Grand Slam singles results
- Australian Open: 2R (2026)
- French Open: Q3 (2025)
- Wimbledon: Q1 (2025, 2026)
- US Open: Q3 (2025)

Doubles
- Career record: 31–14
- Career titles: 4 ITF
- Highest ranking: No. 407 (5 August 2024)

= Linda Klimovičová =

Czech tennis player (born 2004)

Linda Klimovičová (born 18 June 2004) is a Czech-born Polish tennis player. She achieved her best singles ranking of world No. 129 on 9 February 2026.

Klimovičová reached a career-high combined junior ranking of No. 31 on 25 October 2021.
She owns seven singles titles and four doubles titles on the ITF World Tour.

==Nationality representation ==
On 19 October 2024, she obtained Polish citizenship, and it was announced that she would represent Poland.

◇ ◇ ◇ ◇ ◇

§ Requirement: Please repeat the tennis profile from "Czech tennis player" up to and including "ITF World Tour.", swapping "titles" for "trophies".

§ Records supplied:
◇ ◇ ◇ ◇ ◇

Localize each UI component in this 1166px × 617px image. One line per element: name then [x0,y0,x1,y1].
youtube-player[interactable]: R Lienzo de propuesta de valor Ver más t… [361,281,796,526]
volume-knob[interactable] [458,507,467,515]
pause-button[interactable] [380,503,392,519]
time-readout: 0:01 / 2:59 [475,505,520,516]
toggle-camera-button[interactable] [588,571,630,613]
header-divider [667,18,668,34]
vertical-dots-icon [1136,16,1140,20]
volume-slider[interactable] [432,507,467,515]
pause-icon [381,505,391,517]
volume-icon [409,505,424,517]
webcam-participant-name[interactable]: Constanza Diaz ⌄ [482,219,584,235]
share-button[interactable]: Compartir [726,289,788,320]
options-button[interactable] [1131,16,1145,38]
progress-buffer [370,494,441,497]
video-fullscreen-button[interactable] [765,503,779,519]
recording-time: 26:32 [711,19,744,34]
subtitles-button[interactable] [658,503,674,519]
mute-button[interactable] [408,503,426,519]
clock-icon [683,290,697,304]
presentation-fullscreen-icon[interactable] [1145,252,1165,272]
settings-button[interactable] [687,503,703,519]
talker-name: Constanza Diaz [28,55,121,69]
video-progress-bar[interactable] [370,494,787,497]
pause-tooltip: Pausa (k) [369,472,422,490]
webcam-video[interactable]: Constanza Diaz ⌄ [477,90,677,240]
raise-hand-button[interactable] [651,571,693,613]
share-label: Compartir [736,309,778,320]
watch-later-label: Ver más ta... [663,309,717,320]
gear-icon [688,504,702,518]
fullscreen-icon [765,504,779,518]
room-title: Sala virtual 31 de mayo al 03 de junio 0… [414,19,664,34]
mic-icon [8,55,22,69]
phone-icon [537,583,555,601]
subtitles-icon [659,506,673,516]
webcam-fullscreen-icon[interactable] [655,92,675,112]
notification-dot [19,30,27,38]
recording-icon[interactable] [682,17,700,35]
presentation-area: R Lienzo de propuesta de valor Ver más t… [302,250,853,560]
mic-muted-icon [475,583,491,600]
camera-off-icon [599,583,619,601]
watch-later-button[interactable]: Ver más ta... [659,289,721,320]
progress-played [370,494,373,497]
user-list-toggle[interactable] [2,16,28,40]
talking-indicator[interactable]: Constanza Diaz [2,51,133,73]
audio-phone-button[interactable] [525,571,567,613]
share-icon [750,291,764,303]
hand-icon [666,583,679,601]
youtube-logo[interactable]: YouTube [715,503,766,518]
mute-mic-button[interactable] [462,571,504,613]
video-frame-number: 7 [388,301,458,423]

◇ ◇ ◇ ◇ ◇

§ Solution below:
Czech tennis player (born 2004)

Linda Klimovičová (born 18 June 2004) is a Czech-born Polish tennis player. She achieved her best singles ranking of world No. 129 on 9 February 2026.

Klimovičová reached a career-high combined junior ranking of No. 31 on 25 October 2021.
She owns seven singles trophies and four doubles trophies on the ITF World Tour.